* start GIVEN RECORDS *
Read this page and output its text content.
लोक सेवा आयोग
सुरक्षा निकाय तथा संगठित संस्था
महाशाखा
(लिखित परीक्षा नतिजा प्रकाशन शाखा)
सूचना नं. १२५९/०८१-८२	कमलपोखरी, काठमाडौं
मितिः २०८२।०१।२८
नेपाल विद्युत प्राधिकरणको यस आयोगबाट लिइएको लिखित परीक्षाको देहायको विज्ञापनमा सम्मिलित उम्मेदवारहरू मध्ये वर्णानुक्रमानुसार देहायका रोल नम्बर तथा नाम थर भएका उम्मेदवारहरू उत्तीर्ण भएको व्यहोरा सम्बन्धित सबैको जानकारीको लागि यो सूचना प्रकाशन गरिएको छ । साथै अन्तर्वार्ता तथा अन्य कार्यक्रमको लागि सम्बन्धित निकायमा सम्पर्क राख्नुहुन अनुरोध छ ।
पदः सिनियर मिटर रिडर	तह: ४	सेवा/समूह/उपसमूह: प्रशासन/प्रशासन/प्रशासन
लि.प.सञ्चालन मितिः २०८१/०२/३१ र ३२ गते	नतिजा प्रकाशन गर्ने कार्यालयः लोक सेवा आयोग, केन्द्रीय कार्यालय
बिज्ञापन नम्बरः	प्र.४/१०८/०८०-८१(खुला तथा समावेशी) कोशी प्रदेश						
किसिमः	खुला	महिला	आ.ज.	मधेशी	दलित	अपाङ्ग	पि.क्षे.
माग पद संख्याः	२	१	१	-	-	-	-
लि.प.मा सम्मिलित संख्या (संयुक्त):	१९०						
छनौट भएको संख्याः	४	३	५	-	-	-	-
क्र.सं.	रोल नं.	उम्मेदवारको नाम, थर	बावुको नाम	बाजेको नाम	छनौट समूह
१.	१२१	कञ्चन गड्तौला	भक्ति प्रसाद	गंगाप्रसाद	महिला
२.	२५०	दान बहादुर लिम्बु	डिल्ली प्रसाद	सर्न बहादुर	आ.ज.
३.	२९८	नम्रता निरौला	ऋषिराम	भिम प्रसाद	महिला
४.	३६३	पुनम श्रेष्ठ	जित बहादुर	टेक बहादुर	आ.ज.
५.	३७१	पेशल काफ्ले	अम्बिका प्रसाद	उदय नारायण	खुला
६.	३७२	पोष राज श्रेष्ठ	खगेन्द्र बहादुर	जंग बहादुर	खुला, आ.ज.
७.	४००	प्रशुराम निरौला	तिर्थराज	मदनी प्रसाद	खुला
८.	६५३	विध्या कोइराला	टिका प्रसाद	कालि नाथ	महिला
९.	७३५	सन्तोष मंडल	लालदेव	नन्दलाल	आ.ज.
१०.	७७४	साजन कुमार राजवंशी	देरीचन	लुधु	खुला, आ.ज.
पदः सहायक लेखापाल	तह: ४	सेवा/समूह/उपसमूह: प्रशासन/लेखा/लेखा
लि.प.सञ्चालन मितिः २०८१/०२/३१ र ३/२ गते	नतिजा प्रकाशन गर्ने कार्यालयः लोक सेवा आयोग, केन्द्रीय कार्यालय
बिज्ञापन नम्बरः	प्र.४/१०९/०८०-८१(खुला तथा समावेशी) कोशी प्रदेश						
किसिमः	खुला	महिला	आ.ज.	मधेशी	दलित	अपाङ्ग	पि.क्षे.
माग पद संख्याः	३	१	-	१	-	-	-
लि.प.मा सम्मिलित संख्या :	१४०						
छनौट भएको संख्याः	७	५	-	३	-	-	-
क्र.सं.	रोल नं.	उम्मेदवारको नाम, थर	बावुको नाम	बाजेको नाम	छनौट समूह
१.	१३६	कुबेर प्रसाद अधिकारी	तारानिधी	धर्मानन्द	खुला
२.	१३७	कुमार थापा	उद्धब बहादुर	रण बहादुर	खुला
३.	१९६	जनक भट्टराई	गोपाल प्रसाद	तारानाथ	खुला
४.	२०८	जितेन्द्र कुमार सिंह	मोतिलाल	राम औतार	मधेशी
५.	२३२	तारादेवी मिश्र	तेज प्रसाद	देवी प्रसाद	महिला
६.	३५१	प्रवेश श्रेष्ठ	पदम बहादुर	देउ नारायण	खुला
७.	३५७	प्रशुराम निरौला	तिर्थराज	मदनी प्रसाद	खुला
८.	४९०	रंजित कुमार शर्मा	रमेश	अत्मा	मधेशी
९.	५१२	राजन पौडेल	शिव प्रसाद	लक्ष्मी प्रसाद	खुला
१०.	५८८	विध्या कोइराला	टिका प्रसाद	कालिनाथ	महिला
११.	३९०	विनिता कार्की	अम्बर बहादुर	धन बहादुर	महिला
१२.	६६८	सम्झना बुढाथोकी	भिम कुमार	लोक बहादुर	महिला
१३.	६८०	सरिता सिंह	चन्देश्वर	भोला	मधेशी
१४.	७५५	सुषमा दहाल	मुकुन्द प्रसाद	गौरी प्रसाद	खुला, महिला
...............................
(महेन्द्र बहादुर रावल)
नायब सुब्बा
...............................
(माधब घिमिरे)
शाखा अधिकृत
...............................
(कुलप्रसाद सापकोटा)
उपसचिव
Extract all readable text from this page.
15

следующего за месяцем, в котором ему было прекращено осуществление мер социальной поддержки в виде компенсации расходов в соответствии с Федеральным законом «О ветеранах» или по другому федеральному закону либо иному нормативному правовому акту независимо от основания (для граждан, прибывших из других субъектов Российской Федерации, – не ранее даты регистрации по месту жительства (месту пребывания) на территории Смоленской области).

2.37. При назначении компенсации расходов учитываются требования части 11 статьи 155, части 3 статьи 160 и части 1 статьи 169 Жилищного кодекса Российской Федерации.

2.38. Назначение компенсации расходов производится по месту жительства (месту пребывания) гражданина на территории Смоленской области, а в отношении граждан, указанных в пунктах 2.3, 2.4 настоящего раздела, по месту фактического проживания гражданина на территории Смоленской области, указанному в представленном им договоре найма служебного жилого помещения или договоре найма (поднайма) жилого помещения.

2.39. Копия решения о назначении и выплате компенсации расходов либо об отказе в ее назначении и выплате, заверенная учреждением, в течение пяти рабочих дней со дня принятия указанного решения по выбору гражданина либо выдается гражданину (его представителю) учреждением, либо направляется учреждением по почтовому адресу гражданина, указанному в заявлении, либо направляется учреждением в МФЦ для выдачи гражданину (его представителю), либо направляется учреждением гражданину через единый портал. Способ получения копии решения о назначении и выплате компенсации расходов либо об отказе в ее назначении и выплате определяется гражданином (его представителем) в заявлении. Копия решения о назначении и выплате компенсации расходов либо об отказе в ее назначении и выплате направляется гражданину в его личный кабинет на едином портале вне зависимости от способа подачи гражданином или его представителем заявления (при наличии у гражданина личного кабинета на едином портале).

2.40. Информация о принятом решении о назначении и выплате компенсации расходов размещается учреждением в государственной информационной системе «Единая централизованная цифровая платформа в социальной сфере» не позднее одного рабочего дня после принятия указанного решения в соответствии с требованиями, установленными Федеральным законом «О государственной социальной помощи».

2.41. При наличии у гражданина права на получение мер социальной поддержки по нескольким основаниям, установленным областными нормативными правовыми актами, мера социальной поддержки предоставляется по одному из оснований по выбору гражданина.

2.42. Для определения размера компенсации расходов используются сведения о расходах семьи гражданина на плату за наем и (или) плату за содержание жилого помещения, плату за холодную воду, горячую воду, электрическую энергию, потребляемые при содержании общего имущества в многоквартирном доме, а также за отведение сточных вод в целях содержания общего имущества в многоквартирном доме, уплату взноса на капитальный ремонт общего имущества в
* end GIVEN RECORDS *
Repeat each record exactly. Omit nothing.

Read this page and output its text content.
लोक सेवा आयोग
सुरक्षा निकाय तथा संगठित संस्था
महाशाखा
(लिखित परीक्षा नतिजा प्रकाशन शाखा)
सूचना नं. १२५९/०८१-८२	कमलपोखरी, काठमाडौं
मितिः २०८२।०१।२८
नेपाल विद्युत प्राधिकरणको यस आयोगबाट लिइएको लिखित परीक्षाको देहायको विज्ञापनमा सम्मिलित उम्मेदवारहरू मध्ये वर्णानुक्रमानुसार देहायका रोल नम्बर तथा नाम थर भएका उम्मेदवारहरू उत्तीर्ण भएको व्यहोरा सम्बन्धित सबैको जानकारीको लागि यो सूचना प्रकाशन गरिएको छ । साथै अन्तर्वार्ता तथा अन्य कार्यक्रमको लागि सम्बन्धित निकायमा सम्पर्क राख्नुहुन अनुरोध छ ।
पदः सिनियर मिटर रिडर	तह: ४	सेवा/समूह/उपसमूह: प्रशासन/प्रशासन/प्रशासन
लि.प.सञ्चालन मितिः २०८१/०२/३१ र ३२ गते	नतिजा प्रकाशन गर्ने कार्यालयः लोक सेवा आयोग, केन्द्रीय कार्यालय
बिज्ञापन नम्बरः	प्र.४/१०८/०८०-८१(खुला तथा समावेशी) कोशी प्रदेश						
किसिमः	खुला	महिला	आ.ज.	मधेशी	दलित	अपाङ्ग	पि.क्षे.
माग पद संख्याः	२	१	१	-	-	-	-
लि.प.मा सम्मिलित संख्या (संयुक्त):	१९०						
छनौट भएको संख्याः	४	३	५	-	-	-	-
क्र.सं.	रोल नं.	उम्मेदवारको नाम, थर	बावुको नाम	बाजेको नाम	छनौट समूह
१.	१२१	कञ्चन गड्तौला	भक्ति प्रसाद	गंगाप्रसाद	महिला
२.	२५०	दान बहादुर लिम्बु	डिल्ली प्रसाद	सर्न बहादुर	आ.ज.
३.	२९८	नम्रता निरौला	ऋषिराम	भिम प्रसाद	महिला
४.	३६३	पुनम श्रेष्ठ	जित बहादुर	टेक बहादुर	आ.ज.
५.	३७१	पेशल काफ्ले	अम्बिका प्रसाद	उदय नारायण	खुला
६.	३७२	पोष राज श्रेष्ठ	खगेन्द्र बहादुर	जंग बहादुर	खुला, आ.ज.
७.	४००	प्रशुराम निरौला	तिर्थराज	मदनी प्रसाद	खुला
८.	६५३	विध्या कोइराला	टिका प्रसाद	कालि नाथ	महिला
९.	७३५	सन्तोष मंडल	लालदेव	नन्दलाल	आ.ज.
१०.	७७४	साजन कुमार राजवंशी	देरीचन	लुधु	खुला, आ.ज.
पदः सहायक लेखापाल	तह: ४	सेवा/समूह/उपसमूह: प्रशासन/लेखा/लेखा
लि.प.सञ्चालन मितिः २०८१/०२/३१ र ३/२ गते	नतिजा प्रकाशन गर्ने कार्यालयः लोक सेवा आयोग, केन्द्रीय कार्यालय
बिज्ञापन नम्बरः	प्र.४/१०९/०८०-८१(खुला तथा समावेशी) कोशी प्रदेश						
किसिमः	खुला	महिला	आ.ज.	मधेशी	दलित	अपाङ्ग	पि.क्षे.
माग पद संख्याः	३	१	-	१	-	-	-
लि.प.मा सम्मिलित संख्या :	१४०						
छनौट भएको संख्याः	७	५	-	३	-	-	-
क्र.सं.	रोल नं.	उम्मेदवारको नाम, थर	बावुको नाम	बाजेको नाम	छनौट समूह
१.	१३६	कुबेर प्रसाद अधिकारी	तारानिधी	धर्मानन्द	खुला
२.	१३७	कुमार थापा	उद्धब बहादुर	रण बहादुर	खुला
३.	१९६	जनक भट्टराई	गोपाल प्रसाद	तारानाथ	खुला
४.	२०८	जितेन्द्र कुमार सिंह	मोतिलाल	राम औतार	मधेशी
५.	२३२	तारादेवी मिश्र	तेज प्रसाद	देवी प्रसाद	महिला
६.	३५१	प्रवेश श्रेष्ठ	पदम बहादुर	देउ नारायण	खुला
७.	३५७	प्रशुराम निरौला	तिर्थराज	मदनी प्रसाद	खुला
८.	४९०	रंजित कुमार शर्मा	रमेश	अत्मा	मधेशी
९.	५१२	राजन पौडेल	शिव प्रसाद	लक्ष्मी प्रसाद	खुला
१०.	५८८	विध्या कोइराला	टिका प्रसाद	कालिनाथ	महिला
११.	३९०	विनिता कार्की	अम्बर बहादुर	धन बहादुर	महिला
१२.	६६८	सम्झना बुढाथोकी	भिम कुमार	लोक बहादुर	महिला
१३.	६८०	सरिता सिंह	चन्देश्वर	भोला	मधेशी
१४.	७५५	सुषमा दहाल	मुकुन्द प्रसाद	गौरी प्रसाद	खुला, महिला
...............................
(महेन्द्र बहादुर रावल)
नायब सुब्बा
...............................
(माधब घिमिरे)
शाखा अधिकृत
...............................
(कुलप्रसाद सापकोटा)
उपसचिव
Extract all readable text from this page.
15

следующего за месяцем, в котором ему было прекращено осуществление мер социальной поддержки в виде компенсации расходов в соответствии с Федеральным законом «О ветеранах» или по другому федеральному закону либо иному нормативному правовому акту независимо от основания (для граждан, прибывших из других субъектов Российской Федерации, – не ранее даты регистрации по месту жительства (месту пребывания) на территории Смоленской области).

2.37. При назначении компенсации расходов учитываются требования части 11 статьи 155, части 3 статьи 160 и части 1 статьи 169 Жилищного кодекса Российской Федерации.

2.38. Назначение компенсации расходов производится по месту жительства (месту пребывания) гражданина на территории Смоленской области, а в отношении граждан, указанных в пунктах 2.3, 2.4 настоящего раздела, по месту фактического проживания гражданина на территории Смоленской области, указанному в представленном им договоре найма служебного жилого помещения или договоре найма (поднайма) жилого помещения.

2.39. Копия решения о назначении и выплате компенсации расходов либо об отказе в ее назначении и выплате, заверенная учреждением, в течение пяти рабочих дней со дня принятия указанного решения по выбору гражданина либо выдается гражданину (его представителю) учреждением, либо направляется учреждением по почтовому адресу гражданина, указанному в заявлении, либо направляется учреждением в МФЦ для выдачи гражданину (его представителю), либо направляется учреждением гражданину через единый портал. Способ получения копии решения о назначении и выплате компенсации расходов либо об отказе в ее назначении и выплате определяется гражданином (его представителем) в заявлении. Копия решения о назначении и выплате компенсации расходов либо об отказе в ее назначении и выплате направляется гражданину в его личный кабинет на едином портале вне зависимости от способа подачи гражданином или его представителем заявления (при наличии у гражданина личного кабинета на едином портале).

2.40. Информация о принятом решении о назначении и выплате компенсации расходов размещается учреждением в государственной информационной системе «Единая централизованная цифровая платформа в социальной сфере» не позднее одного рабочего дня после принятия указанного решения в соответствии с требованиями, установленными Федеральным законом «О государственной социальной помощи».

2.41. При наличии у гражданина права на получение мер социальной поддержки по нескольким основаниям, установленным областными нормативными правовыми актами, мера социальной поддержки предоставляется по одному из оснований по выбору гражданина.

2.42. Для определения размера компенсации расходов используются сведения о расходах семьи гражданина на плату за наем и (или) плату за содержание жилого помещения, плату за холодную воду, горячую воду, электрическую энергию, потребляемые при содержании общего имущества в многоквартирном доме, а также за отведение сточных вод в целях содержания общего имущества в многоквартирном доме, уплату взноса на капитальный ремонт общего имущества в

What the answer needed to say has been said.